## [Requirements]
Extract the listing in its entirety, keeping each line identical to the original.

## [Data provided]
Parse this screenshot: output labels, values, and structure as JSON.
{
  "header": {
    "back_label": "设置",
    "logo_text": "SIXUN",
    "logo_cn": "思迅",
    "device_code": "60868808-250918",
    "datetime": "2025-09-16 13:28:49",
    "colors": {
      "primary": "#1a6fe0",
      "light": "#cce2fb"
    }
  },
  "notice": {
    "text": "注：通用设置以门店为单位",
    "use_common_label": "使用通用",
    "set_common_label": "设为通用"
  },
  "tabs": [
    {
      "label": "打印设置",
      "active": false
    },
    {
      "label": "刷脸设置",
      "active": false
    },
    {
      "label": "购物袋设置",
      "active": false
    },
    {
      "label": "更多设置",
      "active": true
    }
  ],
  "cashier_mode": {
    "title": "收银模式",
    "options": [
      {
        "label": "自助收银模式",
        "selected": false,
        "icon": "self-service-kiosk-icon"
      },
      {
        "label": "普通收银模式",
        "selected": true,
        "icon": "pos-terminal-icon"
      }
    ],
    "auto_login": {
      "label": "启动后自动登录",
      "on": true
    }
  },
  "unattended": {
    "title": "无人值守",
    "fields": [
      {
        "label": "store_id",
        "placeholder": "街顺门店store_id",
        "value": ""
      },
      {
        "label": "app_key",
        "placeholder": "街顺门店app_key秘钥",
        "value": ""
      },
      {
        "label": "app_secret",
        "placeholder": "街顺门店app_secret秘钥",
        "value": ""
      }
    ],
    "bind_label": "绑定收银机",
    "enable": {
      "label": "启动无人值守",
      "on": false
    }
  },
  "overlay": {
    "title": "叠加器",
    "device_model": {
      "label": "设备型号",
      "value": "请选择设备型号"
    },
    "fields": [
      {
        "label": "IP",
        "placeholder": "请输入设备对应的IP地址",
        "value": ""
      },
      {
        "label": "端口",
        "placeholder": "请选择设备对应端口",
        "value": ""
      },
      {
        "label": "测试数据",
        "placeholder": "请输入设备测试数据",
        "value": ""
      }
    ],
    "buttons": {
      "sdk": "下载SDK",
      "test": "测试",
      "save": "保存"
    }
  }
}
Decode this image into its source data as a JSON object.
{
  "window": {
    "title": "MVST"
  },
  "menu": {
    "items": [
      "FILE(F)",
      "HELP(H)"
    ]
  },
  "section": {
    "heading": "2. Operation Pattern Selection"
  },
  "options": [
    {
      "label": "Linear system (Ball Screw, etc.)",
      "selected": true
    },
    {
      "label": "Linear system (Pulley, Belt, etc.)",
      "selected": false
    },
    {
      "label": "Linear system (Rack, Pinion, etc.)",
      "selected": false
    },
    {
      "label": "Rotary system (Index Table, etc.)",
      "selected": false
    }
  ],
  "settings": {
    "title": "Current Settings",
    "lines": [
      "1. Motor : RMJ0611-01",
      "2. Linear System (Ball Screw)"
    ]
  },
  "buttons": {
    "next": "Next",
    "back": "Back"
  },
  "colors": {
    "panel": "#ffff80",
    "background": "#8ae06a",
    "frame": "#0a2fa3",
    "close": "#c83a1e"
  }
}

## [Response to this exercise]
Parse this screenshot: output labels, values, and structure as JSON.
{
  "header": {
    "back_label": "设置",
    "logo_text": "SIXUN",
    "logo_cn": "思迅",
    "device_code": "60868808-250918",
    "datetime": "2025-09-16 13:28:49",
    "colors": {
      "primary": "#1a6fe0",
      "light": "#cce2fb"
    }
  },
  "notice": {
    "text": "注：通用设置以门店为单位",
    "use_common_label": "使用通用",
    "set_common_label": "设为通用"
  },
  "tabs": [
    {
      "label": "打印设置",
      "active": false
    },
    {
      "label": "刷脸设置",
      "active": false
    },
    {
      "label": "购物袋设置",
      "active": false
    },
    {
      "label": "更多设置",
      "active": true
    }
  ],
  "cashier_mode": {
    "title": "收银模式",
    "options": [
      {
        "label": "自助收银模式",
        "selected": false,
        "icon": "self-service-kiosk-icon"
      },
      {
        "label": "普通收银模式",
        "selected": true,
        "icon": "pos-terminal-icon"
      }
    ],
    "auto_login": {
      "label": "启动后自动登录",
      "on": true
    }
  },
  "unattended": {
    "title": "无人值守",
    "fields": [
      {
        "label": "store_id",
        "placeholder": "街顺门店store_id",
        "value": ""
      },
      {
        "label": "app_key",
        "placeholder": "街顺门店app_key秘钥",
        "value": ""
      },
      {
        "label": "app_secret",
        "placeholder": "街顺门店app_secret秘钥",
        "value": ""
      }
    ],
    "bind_label": "绑定收银机",
    "enable": {
      "label": "启动无人值守",
      "on": false
    }
  },
  "overlay": {
    "title": "叠加器",
    "device_model": {
      "label": "设备型号",
      "value": "请选择设备型号"
    },
    "fields": [
      {
        "label": "IP",
        "placeholder": "请输入设备对应的IP地址",
        "value": ""
      },
      {
        "label": "端口",
        "placeholder": "请选择设备对应端口",
        "value": ""
      },
      {
        "label": "测试数据",
        "placeholder": "请输入设备测试数据",
        "value": ""
      }
    ],
    "buttons": {
      "sdk": "下载SDK",
      "test": "测试",
      "save": "保存"
    }
  }
}
Decode this image into its source data as a JSON object.
{
  "window": {
    "title": "MVST"
  },
  "menu": {
    "items": [
      "FILE(F)",
      "HELP(H)"
    ]
  },
  "section": {
    "heading": "2. Operation Pattern Selection"
  },
  "options": [
    {
      "label": "Linear system (Ball Screw, etc.)",
      "selected": true
    },
    {
      "label": "Linear system (Pulley, Belt, etc.)",
      "selected": false
    },
    {
      "label": "Linear system (Rack, Pinion, etc.)",
      "selected": false
    },
    {
      "label": "Rotary system (Index Table, etc.)",
      "selected": false
    }
  ],
  "settings": {
    "title": "Current Settings",
    "lines": [
      "1. Motor : RMJ0611-01",
      "2. Linear System (Ball Screw)"
    ]
  },
  "buttons": {
    "next": "Next",
    "back": "Back"
  },
  "colors": {
    "panel": "#ffff80",
    "background": "#8ae06a",
    "frame": "#0a2fa3",
    "close": "#c83a1e"
  }
}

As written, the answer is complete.